### Aim of the task
Pick out and copy every line below that has the word "происшествия".

[Extracted data entries]
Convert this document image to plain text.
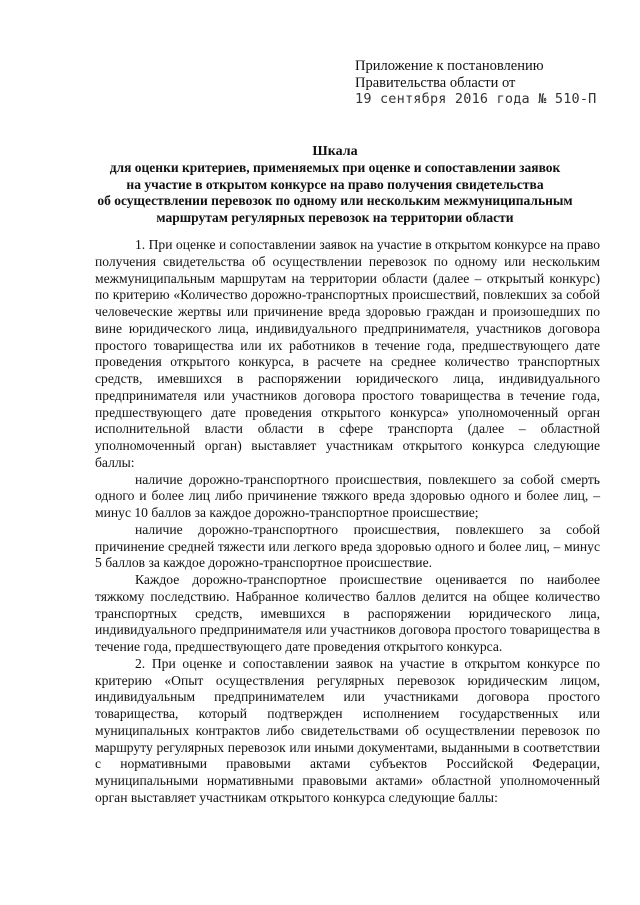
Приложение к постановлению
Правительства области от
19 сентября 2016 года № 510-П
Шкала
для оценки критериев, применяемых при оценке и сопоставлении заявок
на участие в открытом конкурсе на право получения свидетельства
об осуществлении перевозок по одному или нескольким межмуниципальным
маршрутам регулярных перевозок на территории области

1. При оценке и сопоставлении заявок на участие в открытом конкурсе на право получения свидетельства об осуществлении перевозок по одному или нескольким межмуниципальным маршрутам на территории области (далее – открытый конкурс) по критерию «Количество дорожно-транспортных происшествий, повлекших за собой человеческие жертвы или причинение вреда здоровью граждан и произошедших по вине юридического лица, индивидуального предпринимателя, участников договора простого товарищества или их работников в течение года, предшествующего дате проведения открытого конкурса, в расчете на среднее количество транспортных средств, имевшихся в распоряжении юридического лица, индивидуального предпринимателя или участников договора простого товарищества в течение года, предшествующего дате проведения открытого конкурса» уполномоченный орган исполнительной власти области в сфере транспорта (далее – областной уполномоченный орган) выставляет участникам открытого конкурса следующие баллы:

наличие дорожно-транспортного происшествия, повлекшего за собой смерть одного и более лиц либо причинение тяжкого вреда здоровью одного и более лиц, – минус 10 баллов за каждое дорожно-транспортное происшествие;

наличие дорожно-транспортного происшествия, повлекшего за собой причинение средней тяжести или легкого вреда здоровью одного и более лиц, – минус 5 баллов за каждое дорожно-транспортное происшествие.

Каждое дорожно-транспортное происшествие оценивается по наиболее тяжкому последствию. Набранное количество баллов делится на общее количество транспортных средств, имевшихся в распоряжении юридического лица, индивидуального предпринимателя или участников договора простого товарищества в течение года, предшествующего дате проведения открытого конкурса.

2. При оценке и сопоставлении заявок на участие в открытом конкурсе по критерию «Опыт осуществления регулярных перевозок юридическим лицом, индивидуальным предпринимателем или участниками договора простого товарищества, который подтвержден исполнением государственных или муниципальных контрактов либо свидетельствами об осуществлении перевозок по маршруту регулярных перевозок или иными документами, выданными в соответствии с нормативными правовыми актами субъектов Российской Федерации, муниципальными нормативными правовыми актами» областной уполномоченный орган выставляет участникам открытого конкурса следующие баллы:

* * *

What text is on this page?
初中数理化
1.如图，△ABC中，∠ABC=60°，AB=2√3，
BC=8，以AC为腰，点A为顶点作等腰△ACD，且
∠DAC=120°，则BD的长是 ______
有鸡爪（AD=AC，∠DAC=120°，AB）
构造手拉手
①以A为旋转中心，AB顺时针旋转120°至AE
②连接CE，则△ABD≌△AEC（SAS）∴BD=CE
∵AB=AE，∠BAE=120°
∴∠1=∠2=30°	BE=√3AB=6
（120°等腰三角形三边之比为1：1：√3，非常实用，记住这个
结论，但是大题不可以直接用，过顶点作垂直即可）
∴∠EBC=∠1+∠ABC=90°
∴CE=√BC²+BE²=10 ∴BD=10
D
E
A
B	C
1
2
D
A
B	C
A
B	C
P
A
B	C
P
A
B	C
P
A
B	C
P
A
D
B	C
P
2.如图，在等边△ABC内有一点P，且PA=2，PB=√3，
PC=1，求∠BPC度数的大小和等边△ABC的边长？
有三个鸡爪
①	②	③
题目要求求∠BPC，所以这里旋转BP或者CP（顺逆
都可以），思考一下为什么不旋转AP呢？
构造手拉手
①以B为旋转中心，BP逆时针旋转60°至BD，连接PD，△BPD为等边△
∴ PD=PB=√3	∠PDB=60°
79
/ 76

### Written answer
наличие дорожно-транспортного происшествия, повлекшего за собой смерть одного и более лиц либо причинение тяжкого вреда здоровью одного и более лиц, – минус 10 баллов за каждое дорожно-транспортное происшествие;
наличие дорожно-транспортного происшествия, повлекшего за собой причинение средней тяжести или легкого вреда здоровью одного и более лиц, – минус 5 баллов за каждое дорожно-транспортное происшествие.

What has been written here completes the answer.